→ **Data section**

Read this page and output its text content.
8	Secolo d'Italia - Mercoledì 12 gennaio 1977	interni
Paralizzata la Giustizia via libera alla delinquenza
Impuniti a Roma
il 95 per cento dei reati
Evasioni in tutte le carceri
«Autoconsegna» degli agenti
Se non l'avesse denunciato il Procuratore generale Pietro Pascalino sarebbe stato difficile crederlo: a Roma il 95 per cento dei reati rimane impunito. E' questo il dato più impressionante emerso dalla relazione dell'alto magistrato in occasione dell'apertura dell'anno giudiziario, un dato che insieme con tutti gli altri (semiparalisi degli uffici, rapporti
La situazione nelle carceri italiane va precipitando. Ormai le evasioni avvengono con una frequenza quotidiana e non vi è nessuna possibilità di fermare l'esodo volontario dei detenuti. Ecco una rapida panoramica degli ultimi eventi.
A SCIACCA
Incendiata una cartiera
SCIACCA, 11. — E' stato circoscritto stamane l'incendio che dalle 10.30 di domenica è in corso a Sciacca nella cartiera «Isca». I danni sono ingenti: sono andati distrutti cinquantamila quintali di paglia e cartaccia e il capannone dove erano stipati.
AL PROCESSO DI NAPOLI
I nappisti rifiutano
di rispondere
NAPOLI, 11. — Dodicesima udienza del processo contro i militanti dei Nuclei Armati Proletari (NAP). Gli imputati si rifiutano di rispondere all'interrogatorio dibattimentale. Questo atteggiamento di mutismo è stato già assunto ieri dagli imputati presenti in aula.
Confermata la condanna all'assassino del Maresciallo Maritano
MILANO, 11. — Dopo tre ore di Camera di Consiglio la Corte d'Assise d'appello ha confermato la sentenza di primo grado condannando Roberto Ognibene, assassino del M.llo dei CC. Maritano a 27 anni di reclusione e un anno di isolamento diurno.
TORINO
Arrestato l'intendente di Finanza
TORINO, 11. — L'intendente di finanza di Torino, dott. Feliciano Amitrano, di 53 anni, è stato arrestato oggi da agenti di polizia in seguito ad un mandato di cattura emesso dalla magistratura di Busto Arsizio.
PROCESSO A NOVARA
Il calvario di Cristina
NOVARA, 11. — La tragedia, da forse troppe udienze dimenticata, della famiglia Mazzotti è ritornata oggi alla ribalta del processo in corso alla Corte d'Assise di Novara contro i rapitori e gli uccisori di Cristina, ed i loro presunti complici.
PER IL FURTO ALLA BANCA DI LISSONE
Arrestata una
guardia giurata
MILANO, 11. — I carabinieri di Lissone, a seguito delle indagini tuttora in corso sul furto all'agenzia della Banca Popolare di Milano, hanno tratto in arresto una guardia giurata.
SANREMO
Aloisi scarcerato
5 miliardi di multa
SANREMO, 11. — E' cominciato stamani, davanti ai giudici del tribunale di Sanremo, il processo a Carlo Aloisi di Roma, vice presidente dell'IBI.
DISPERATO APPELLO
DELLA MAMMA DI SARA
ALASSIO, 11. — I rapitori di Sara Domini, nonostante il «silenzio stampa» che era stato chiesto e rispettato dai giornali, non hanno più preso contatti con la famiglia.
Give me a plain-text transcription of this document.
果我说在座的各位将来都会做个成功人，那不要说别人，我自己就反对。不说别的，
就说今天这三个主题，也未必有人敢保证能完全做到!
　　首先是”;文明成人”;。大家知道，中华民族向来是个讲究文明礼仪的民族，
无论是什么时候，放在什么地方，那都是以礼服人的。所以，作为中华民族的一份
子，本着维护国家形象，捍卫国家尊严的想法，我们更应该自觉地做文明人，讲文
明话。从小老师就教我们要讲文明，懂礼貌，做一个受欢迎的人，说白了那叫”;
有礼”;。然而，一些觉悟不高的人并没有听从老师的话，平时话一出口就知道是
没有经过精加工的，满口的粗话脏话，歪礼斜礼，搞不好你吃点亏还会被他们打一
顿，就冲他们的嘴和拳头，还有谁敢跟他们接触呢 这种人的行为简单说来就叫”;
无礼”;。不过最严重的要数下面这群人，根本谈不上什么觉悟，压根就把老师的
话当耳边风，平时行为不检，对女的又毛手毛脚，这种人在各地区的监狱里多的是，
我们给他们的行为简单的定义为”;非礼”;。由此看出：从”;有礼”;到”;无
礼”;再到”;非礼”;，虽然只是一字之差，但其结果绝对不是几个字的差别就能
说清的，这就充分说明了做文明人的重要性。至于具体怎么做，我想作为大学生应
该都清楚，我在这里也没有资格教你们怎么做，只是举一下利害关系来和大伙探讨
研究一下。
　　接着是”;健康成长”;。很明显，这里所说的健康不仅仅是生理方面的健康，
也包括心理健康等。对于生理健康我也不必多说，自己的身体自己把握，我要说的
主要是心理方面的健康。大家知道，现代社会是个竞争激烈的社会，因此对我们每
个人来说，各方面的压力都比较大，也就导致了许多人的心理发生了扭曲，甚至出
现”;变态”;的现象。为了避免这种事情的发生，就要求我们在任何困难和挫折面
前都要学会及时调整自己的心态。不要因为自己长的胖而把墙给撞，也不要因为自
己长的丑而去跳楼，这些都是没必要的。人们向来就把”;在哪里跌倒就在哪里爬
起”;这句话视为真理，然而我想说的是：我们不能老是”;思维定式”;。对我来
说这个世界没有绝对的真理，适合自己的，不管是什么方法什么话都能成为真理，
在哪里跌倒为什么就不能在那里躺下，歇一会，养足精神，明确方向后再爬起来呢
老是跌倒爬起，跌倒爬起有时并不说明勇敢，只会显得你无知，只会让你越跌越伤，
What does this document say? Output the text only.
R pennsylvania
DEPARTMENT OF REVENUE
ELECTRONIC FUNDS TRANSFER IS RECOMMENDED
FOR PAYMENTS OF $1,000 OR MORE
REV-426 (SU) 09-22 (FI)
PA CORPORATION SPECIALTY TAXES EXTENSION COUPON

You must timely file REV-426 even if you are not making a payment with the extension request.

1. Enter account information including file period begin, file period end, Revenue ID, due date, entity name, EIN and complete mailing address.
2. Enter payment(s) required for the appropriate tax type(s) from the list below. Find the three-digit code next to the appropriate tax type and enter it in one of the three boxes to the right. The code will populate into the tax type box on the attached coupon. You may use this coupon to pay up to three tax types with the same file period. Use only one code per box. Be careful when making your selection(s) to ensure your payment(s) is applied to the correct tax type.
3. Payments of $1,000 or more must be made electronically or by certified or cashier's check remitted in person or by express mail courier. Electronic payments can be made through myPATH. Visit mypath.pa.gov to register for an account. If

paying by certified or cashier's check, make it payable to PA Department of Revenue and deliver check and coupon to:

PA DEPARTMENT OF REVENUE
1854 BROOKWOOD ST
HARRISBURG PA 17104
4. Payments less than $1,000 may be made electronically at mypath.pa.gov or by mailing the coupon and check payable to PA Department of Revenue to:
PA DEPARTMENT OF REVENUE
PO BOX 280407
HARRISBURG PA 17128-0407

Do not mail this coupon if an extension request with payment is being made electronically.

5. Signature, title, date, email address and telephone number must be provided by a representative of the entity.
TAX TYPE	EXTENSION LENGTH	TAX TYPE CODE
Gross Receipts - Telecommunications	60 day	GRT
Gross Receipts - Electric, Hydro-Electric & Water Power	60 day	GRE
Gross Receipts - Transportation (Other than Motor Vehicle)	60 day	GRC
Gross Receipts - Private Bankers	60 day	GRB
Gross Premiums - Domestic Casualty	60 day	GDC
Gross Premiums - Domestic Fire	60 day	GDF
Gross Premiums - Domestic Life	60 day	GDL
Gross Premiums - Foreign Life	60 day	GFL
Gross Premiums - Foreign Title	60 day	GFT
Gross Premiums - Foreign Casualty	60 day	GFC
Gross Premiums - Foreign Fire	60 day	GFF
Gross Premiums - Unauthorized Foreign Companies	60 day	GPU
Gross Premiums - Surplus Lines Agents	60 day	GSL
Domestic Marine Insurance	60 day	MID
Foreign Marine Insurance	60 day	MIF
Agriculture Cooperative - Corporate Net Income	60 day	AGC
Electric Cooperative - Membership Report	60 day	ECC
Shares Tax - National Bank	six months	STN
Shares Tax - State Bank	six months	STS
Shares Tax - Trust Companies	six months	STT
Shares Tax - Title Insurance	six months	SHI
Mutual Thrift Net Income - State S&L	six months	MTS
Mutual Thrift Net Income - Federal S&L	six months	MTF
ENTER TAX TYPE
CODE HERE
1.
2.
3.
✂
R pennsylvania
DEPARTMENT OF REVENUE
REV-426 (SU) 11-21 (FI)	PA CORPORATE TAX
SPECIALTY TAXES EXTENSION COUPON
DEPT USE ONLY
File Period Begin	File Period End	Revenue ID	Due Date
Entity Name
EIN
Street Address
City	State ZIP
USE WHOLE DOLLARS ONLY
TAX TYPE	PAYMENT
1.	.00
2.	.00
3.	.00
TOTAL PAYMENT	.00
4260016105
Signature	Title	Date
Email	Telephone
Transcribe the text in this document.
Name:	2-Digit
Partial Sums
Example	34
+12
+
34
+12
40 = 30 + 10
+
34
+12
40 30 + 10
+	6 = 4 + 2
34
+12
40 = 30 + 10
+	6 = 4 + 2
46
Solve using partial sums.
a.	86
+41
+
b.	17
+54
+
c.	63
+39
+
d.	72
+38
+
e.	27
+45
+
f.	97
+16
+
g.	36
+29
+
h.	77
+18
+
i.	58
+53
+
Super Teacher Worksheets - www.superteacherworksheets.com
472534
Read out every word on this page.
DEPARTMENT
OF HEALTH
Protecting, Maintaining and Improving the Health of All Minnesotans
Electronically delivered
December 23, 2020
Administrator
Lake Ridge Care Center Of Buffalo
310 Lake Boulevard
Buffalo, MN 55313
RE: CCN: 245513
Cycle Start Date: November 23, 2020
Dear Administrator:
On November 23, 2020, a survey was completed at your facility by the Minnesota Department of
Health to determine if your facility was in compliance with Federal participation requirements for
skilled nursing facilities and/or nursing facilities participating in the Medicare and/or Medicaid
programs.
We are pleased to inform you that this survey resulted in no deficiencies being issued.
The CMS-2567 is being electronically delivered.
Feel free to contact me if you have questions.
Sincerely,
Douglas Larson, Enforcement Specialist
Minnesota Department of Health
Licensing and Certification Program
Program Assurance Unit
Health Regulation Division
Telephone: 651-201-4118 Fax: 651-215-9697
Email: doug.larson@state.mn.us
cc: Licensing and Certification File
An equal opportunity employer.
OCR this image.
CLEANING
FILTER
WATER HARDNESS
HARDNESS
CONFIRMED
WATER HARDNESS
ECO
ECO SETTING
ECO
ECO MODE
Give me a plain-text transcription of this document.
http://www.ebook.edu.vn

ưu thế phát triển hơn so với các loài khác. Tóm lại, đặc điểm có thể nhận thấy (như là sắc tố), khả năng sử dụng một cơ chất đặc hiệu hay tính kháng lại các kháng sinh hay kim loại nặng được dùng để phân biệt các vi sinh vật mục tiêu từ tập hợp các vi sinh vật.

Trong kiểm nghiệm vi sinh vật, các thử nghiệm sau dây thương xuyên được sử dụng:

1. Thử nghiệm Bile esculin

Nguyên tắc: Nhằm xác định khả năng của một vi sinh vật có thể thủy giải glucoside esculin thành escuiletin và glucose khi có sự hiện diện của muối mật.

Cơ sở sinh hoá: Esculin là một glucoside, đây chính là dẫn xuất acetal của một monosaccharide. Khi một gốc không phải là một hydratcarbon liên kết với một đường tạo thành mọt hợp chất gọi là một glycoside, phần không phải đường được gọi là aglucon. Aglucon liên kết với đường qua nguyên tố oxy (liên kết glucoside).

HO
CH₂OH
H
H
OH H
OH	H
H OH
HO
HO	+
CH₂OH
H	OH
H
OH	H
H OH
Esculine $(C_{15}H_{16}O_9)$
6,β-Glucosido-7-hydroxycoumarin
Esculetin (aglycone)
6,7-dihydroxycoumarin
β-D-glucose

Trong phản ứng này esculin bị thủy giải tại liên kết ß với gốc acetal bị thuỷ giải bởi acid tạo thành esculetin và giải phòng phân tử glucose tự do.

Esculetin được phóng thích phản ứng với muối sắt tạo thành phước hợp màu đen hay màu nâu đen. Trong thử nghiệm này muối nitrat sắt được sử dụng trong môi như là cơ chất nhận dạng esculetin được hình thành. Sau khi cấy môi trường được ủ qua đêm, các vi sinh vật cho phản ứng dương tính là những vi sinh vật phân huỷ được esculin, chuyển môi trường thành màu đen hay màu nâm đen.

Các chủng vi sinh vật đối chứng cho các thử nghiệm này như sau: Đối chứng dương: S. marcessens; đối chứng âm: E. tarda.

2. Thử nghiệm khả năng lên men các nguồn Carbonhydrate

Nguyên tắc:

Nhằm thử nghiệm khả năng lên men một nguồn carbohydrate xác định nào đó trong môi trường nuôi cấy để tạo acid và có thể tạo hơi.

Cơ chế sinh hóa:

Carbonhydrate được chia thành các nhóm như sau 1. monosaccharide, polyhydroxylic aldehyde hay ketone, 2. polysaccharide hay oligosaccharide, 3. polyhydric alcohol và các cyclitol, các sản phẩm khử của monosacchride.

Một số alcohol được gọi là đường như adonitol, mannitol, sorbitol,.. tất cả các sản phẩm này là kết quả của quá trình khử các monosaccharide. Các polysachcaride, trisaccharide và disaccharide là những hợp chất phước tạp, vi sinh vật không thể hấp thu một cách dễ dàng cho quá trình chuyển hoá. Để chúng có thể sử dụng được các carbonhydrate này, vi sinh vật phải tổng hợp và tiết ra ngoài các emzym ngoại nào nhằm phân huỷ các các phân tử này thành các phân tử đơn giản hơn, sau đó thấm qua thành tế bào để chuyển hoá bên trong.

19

→ **Requirement**
Each line containing the word "Federal" counts once; say how many such lines there are, giving only the number.

→ **Task output**
2